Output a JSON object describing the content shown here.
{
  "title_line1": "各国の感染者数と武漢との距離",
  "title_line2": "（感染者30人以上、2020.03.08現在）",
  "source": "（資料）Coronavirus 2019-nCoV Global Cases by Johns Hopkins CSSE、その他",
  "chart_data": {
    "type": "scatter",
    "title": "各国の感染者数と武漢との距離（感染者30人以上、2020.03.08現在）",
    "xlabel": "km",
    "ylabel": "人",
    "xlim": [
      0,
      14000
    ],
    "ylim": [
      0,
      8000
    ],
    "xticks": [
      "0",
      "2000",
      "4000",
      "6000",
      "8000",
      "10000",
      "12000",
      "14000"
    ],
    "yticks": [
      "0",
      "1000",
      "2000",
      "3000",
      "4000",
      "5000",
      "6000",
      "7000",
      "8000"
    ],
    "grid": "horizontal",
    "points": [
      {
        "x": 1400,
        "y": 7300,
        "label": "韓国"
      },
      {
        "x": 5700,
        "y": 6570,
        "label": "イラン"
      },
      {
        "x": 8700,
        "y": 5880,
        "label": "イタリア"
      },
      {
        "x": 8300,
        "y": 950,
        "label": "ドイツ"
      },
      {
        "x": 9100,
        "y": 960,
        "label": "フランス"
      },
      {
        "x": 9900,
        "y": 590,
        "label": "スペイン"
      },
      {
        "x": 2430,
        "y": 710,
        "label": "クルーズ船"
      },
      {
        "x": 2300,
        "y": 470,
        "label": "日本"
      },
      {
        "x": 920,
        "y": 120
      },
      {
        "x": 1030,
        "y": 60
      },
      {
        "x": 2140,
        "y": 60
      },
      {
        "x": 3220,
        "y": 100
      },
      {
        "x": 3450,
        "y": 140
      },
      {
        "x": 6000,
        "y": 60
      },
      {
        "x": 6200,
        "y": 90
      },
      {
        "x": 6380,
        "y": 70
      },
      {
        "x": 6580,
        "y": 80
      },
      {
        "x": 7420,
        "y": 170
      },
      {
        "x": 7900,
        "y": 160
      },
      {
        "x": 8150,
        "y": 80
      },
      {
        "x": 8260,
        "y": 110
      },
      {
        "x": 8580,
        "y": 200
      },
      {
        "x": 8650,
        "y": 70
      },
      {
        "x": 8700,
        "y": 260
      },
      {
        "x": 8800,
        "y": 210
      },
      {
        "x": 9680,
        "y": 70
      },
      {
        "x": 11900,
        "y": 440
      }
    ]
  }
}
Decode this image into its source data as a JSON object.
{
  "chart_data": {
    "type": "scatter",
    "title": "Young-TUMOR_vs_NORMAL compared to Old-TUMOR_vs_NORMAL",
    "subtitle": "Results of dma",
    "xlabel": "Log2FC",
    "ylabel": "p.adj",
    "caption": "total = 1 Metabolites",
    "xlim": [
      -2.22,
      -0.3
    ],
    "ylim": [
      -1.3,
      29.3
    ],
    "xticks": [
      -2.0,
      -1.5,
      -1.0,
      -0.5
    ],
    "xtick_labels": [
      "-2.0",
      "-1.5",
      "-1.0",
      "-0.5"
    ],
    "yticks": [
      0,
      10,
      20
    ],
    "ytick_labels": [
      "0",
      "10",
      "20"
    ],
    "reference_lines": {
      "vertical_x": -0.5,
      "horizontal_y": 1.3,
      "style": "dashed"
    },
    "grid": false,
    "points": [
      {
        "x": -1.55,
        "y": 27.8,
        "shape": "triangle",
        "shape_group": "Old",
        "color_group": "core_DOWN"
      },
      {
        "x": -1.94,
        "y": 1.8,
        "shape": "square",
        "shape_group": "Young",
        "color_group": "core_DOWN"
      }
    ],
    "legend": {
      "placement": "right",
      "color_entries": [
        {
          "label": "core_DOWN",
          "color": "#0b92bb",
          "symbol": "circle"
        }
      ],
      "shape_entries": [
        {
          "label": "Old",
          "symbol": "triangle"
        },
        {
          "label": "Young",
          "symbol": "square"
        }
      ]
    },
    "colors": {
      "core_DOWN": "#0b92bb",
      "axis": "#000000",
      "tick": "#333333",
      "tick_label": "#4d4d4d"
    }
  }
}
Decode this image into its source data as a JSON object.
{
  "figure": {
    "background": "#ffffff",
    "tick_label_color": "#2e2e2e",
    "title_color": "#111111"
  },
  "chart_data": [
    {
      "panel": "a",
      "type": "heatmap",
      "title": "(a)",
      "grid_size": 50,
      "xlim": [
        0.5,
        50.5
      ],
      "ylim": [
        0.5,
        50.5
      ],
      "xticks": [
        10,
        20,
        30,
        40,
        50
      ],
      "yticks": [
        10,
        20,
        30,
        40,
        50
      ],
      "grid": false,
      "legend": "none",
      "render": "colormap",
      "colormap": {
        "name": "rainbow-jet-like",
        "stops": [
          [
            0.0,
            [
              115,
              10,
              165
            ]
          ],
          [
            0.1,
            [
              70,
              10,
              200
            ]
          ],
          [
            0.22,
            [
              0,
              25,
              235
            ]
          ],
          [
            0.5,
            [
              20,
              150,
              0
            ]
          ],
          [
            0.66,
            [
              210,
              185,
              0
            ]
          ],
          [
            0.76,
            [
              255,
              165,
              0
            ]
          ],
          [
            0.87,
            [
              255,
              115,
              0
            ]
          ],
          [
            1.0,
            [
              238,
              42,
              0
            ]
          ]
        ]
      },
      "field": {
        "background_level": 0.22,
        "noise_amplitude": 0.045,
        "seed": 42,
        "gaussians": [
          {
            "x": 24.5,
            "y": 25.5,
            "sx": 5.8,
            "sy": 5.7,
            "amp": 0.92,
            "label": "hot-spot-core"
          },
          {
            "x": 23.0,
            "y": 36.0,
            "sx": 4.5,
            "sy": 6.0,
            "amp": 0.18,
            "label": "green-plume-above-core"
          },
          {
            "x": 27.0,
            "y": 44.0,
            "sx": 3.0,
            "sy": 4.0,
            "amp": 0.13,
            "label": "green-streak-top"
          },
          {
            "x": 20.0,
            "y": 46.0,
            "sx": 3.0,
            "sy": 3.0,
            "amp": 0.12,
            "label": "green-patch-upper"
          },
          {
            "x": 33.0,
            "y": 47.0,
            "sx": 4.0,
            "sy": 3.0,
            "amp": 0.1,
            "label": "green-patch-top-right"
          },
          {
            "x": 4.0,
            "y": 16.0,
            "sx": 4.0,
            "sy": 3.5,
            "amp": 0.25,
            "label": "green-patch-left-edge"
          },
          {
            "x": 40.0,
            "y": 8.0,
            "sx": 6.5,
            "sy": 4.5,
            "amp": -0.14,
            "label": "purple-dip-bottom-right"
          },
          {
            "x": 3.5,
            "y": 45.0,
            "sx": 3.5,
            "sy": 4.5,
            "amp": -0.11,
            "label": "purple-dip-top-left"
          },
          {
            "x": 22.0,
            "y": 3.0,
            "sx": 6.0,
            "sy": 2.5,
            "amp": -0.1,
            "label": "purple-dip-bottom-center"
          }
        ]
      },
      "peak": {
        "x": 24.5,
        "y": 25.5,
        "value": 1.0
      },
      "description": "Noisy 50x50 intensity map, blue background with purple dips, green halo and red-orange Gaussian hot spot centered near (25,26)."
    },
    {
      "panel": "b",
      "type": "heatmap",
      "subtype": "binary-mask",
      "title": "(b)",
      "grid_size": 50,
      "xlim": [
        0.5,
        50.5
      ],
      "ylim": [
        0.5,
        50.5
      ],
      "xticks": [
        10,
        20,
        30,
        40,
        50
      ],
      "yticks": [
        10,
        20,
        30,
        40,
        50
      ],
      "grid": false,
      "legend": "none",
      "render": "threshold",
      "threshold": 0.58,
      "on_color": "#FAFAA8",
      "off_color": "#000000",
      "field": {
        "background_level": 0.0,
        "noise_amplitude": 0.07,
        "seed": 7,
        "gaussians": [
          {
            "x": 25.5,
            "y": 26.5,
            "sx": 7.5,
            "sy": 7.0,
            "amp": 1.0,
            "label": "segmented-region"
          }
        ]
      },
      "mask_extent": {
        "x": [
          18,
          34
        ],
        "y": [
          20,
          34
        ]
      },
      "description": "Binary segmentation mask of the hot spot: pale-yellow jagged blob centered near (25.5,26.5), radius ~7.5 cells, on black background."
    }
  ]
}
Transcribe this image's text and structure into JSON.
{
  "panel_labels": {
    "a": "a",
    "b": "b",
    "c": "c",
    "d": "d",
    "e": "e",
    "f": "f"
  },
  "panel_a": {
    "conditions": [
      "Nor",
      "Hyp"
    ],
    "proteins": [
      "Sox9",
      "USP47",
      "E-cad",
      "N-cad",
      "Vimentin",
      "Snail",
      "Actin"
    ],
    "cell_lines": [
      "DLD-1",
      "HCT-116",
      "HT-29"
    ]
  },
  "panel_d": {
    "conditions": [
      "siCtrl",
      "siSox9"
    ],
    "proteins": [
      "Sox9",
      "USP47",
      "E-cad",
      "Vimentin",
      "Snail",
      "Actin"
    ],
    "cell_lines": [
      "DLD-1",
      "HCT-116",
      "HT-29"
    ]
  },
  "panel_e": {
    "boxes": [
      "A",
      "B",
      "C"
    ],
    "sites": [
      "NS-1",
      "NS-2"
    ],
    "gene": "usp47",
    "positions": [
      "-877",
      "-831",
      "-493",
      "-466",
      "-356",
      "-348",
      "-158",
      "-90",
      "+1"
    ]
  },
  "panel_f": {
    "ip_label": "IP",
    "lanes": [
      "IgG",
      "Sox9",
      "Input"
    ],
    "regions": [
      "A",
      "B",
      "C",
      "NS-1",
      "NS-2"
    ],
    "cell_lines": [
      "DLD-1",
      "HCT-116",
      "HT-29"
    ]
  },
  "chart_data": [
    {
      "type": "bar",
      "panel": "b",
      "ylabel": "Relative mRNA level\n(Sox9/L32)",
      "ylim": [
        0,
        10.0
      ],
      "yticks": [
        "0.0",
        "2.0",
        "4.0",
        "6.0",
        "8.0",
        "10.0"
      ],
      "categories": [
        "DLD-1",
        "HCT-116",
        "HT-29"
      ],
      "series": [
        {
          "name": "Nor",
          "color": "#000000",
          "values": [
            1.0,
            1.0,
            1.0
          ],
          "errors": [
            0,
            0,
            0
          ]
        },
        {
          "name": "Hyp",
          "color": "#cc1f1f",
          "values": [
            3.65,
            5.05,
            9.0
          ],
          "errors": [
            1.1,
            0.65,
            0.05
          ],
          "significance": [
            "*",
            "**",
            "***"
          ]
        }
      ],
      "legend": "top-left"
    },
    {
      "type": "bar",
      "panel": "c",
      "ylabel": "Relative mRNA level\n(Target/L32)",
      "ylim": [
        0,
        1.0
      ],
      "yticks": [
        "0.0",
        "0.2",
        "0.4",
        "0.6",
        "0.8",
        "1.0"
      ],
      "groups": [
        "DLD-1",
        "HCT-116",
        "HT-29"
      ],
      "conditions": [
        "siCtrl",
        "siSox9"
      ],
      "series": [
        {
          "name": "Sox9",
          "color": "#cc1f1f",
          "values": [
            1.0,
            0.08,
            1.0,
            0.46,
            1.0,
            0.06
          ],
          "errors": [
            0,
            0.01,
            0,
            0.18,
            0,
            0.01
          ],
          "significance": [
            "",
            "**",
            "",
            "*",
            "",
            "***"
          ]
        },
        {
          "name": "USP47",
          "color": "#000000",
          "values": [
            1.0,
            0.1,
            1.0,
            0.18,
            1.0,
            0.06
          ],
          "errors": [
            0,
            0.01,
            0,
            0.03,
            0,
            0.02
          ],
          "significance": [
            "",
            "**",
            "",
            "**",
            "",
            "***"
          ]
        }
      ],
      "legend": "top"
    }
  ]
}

========================

YOUR INSTRUCTIONS: Your reply should consist of one number: how many lines in the entries contain the string "legend".

RESPONSE AREA: 5